▶ **YOUR INSTRUCTIONS**
Search the data for the string "title" and extract every line where it appears.

[Stored items from a collection]

--- Start ---

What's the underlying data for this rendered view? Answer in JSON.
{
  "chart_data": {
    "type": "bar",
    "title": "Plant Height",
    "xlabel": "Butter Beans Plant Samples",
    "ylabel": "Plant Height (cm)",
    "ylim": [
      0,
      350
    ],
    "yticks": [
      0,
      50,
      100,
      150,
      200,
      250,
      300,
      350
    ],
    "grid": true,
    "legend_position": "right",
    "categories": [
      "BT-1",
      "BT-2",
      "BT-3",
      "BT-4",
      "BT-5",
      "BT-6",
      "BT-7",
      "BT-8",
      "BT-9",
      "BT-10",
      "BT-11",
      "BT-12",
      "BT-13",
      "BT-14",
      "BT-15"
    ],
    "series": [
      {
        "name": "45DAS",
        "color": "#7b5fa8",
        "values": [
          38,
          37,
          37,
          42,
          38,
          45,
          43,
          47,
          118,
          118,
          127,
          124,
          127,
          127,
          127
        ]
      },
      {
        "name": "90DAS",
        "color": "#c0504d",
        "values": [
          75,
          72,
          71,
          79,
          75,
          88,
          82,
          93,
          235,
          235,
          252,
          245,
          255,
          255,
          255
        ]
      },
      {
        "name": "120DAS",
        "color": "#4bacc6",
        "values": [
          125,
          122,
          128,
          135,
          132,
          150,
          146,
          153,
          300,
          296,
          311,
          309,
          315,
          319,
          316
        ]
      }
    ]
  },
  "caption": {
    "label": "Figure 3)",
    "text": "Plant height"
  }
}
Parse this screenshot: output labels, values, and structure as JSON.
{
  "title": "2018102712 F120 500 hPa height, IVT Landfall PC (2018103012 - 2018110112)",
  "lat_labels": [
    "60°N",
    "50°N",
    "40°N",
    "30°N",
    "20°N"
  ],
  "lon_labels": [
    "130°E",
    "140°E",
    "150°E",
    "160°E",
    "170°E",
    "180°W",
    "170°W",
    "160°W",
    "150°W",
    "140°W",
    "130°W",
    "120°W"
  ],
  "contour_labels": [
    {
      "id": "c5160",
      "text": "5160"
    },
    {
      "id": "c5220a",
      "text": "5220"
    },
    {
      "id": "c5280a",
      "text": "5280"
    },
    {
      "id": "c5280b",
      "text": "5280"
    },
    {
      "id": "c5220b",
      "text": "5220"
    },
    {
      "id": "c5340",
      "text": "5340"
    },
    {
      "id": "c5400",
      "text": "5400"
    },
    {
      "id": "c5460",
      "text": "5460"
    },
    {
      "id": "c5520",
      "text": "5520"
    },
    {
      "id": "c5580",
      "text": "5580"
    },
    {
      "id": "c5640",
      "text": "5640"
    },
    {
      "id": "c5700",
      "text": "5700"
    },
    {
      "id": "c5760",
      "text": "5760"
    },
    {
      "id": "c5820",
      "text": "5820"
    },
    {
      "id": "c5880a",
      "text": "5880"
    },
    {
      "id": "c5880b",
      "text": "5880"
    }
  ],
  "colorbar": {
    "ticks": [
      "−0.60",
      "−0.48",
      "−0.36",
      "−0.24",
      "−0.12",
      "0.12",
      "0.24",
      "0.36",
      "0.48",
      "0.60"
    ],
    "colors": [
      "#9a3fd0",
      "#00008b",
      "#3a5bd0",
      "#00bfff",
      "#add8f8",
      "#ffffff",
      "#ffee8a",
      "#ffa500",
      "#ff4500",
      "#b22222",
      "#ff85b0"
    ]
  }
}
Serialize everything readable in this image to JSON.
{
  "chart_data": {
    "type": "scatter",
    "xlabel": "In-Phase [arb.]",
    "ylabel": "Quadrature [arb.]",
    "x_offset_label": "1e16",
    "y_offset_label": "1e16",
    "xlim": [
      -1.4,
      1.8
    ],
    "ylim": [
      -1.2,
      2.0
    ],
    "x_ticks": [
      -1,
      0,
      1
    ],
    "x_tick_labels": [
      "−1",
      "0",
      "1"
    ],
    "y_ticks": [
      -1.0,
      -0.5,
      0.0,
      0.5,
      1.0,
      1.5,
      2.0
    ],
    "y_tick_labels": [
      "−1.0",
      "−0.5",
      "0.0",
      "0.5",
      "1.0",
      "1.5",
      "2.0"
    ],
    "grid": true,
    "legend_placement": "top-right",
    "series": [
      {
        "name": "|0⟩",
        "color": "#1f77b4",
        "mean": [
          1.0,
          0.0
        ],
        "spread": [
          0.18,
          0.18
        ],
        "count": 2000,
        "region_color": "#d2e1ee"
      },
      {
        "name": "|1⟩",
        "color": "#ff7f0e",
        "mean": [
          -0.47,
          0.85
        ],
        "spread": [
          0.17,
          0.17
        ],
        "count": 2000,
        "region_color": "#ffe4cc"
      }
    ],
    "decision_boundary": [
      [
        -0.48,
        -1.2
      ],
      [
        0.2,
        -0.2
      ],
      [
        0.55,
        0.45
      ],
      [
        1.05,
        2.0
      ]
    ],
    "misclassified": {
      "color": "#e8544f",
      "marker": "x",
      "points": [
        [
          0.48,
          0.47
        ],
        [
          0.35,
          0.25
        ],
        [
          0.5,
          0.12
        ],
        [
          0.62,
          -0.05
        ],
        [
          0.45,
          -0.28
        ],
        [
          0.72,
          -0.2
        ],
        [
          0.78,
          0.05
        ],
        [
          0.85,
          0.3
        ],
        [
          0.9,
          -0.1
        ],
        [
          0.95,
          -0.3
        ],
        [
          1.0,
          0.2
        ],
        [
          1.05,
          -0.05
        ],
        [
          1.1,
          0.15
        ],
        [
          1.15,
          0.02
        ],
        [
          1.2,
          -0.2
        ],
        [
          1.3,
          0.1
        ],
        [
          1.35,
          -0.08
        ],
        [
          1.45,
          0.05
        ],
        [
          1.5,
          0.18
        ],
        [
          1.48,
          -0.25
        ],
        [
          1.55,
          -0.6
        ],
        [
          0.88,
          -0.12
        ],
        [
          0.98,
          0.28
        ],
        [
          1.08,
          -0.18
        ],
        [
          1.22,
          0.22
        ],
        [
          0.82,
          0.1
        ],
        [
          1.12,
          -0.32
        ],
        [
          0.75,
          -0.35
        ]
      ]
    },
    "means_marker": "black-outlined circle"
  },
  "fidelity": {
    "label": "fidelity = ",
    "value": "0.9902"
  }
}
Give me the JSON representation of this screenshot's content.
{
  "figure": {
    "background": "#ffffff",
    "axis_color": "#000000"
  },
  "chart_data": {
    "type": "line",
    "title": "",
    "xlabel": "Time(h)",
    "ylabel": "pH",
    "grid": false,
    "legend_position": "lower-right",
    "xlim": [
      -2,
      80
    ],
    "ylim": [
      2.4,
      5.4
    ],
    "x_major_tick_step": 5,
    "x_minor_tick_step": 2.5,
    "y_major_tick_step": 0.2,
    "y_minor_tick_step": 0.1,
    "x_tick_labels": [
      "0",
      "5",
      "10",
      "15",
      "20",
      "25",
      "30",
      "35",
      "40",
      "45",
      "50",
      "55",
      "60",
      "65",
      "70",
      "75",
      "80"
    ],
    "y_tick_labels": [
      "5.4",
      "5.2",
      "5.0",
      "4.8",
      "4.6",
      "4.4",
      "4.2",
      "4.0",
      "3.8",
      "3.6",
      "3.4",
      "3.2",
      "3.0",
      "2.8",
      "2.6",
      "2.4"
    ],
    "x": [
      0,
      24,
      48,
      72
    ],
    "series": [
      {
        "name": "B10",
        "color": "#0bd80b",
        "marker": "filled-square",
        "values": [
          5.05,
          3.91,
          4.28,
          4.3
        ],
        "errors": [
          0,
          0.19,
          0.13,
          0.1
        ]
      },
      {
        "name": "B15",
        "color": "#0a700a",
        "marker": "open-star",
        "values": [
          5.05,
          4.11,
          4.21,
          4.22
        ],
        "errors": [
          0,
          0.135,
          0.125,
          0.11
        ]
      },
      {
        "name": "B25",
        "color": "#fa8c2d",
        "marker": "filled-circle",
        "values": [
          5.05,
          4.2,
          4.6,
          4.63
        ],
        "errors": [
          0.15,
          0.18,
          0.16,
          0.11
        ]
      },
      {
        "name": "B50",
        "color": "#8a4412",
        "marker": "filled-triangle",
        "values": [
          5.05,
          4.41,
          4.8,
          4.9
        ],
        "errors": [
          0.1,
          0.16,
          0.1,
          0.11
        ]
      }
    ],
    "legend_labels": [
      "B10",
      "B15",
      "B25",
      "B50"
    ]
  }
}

--- End ---

▶ **EXPECTED OUTPUT**
    "title": "Plant Height",
  "title": "2018102712 F120 500 hPa height, IVT Landfall PC (2018103012 - 2018110112)",
    "title": "",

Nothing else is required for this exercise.